■ Exercise aim
State the number of lines that hold the string "Inoceramus", with nothing added.

■ Supplied data
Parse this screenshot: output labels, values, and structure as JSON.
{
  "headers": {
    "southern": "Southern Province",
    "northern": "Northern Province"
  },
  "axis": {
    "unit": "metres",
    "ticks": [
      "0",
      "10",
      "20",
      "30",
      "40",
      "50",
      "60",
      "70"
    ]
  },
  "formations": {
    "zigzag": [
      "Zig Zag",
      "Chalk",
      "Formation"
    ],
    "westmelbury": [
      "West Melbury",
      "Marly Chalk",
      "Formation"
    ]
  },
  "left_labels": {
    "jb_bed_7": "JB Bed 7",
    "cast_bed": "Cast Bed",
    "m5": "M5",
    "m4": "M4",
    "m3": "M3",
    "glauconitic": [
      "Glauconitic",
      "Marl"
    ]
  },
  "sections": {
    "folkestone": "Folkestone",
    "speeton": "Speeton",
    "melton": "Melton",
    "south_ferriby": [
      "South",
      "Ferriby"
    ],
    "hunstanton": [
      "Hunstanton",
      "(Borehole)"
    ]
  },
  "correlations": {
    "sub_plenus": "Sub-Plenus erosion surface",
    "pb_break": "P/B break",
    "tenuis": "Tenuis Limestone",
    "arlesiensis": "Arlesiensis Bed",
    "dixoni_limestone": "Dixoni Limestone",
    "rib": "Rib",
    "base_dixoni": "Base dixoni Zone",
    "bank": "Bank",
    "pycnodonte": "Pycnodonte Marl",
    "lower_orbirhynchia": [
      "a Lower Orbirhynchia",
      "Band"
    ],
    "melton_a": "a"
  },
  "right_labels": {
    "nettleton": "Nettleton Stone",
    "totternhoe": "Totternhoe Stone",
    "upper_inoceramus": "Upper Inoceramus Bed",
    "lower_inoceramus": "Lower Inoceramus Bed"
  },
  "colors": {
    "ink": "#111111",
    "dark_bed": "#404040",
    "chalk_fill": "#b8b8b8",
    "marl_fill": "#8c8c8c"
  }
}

■ Expected output
2